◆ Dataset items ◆
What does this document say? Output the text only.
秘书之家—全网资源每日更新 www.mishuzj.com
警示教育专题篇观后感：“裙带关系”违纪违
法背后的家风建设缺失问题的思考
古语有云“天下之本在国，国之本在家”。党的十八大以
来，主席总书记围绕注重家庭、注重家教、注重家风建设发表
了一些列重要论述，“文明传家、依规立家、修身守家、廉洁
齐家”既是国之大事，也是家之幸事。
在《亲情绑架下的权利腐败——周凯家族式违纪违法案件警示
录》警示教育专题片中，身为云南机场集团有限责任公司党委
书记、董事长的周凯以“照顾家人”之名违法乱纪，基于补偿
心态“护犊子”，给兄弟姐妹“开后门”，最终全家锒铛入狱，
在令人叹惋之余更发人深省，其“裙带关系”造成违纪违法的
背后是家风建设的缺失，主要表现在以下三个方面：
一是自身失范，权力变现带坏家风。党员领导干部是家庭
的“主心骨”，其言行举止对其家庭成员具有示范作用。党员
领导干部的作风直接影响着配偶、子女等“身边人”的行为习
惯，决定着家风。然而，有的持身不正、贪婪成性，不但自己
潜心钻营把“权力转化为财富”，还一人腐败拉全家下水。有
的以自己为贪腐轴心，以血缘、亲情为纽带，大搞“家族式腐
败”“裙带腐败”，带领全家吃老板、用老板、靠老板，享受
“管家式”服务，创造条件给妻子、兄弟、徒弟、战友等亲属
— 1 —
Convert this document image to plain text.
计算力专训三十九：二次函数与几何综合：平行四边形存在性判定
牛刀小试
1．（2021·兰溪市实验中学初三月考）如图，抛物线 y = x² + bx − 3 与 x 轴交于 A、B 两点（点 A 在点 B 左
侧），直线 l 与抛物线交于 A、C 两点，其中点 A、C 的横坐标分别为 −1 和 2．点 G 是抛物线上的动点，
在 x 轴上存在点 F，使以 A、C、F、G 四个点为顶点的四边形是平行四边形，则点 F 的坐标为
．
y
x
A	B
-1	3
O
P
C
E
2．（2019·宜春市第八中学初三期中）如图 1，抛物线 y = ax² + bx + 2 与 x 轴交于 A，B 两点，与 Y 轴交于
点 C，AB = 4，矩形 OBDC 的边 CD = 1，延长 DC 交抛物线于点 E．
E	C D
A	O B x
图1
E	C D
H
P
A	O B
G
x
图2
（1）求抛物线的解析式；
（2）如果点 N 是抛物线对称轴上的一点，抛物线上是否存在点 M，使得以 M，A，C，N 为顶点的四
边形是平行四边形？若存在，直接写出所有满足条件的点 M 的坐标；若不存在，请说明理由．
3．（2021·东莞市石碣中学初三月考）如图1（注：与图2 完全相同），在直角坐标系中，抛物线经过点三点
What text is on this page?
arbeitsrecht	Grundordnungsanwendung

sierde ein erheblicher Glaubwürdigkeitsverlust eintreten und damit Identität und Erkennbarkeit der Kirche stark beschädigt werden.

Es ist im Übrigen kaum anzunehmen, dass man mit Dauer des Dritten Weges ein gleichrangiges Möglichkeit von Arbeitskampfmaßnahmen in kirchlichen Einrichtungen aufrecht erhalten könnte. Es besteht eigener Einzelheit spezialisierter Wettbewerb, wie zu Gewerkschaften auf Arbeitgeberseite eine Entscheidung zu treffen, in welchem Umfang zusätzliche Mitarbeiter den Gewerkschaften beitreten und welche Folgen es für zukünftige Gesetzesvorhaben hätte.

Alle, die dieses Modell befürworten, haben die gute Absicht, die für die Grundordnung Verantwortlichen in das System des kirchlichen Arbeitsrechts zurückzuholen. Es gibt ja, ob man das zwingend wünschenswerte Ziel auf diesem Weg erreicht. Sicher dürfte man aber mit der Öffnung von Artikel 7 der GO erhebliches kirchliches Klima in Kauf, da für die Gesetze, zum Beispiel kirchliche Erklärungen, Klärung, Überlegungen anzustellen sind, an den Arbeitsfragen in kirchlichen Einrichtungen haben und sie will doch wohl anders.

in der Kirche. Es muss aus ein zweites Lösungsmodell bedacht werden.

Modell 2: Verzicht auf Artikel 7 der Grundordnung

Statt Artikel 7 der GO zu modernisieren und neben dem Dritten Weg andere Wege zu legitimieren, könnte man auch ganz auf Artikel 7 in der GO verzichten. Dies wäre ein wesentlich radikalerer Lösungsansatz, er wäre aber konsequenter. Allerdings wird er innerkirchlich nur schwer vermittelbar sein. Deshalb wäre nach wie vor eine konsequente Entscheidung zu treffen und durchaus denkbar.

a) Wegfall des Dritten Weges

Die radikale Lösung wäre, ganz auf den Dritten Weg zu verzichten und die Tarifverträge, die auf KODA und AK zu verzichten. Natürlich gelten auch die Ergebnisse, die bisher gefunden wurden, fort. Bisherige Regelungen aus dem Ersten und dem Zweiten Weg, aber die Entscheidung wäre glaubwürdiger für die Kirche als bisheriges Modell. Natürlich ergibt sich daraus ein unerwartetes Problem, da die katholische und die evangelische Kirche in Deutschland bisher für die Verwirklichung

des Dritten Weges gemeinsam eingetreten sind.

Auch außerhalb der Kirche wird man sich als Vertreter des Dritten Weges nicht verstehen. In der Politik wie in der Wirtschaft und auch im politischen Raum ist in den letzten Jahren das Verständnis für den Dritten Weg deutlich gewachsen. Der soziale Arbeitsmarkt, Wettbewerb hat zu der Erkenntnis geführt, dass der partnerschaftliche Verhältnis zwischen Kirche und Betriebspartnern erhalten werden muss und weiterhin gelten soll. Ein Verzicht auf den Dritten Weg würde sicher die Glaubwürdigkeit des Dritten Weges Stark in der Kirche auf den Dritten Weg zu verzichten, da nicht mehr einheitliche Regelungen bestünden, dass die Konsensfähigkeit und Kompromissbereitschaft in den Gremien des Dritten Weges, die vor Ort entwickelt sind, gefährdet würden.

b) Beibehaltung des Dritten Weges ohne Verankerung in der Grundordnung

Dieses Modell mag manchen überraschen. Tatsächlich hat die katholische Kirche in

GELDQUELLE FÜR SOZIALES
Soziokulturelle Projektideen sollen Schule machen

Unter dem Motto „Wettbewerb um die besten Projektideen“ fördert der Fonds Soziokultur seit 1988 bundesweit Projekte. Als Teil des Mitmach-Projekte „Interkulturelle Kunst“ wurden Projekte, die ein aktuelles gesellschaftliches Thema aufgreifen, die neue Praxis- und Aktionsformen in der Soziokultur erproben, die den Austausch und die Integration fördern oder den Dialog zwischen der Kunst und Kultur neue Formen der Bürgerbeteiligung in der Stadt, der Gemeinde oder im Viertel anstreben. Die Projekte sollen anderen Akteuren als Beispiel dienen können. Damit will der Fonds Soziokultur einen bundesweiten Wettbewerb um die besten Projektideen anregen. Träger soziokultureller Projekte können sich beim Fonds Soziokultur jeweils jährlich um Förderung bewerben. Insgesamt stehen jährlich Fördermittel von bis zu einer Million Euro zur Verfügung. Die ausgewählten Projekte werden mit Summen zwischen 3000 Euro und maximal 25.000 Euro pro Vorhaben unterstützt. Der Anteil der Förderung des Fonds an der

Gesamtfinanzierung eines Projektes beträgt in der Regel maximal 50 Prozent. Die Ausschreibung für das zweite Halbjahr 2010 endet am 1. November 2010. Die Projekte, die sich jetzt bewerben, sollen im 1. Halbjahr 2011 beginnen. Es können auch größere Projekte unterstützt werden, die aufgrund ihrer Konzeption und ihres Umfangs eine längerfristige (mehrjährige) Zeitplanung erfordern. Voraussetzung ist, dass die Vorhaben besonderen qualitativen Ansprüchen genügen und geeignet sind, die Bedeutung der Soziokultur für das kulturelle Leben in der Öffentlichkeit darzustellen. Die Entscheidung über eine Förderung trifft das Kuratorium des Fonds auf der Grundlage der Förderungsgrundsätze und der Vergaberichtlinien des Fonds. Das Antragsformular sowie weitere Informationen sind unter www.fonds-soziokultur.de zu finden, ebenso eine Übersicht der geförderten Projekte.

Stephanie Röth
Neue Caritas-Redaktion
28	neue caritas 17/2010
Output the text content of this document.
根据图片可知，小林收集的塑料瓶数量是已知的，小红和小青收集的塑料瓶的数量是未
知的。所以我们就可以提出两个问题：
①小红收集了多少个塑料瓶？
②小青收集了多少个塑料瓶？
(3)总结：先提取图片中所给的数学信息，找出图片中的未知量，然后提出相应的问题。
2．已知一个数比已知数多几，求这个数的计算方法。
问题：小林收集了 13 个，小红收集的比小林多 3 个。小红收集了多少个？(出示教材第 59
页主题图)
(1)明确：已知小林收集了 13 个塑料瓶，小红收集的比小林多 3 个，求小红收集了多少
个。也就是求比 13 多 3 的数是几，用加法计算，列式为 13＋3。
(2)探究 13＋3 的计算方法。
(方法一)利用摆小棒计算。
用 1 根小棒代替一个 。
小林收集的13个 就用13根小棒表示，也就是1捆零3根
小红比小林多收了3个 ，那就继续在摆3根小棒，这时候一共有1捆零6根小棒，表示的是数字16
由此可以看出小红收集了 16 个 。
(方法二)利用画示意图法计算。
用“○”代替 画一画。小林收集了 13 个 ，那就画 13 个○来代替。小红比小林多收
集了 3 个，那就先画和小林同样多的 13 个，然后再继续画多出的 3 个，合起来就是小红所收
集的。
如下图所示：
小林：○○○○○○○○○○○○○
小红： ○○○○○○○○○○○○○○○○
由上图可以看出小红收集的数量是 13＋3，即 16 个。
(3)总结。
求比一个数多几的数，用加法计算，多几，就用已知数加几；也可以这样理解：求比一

◆ What needs to be done ◆
List every line in the records above that contains the word "this".

◆ Exercise response ◆
What does this document say? Output the text only.
Convert this document image to plain text.
What text is on this page?
Output the text content of this document.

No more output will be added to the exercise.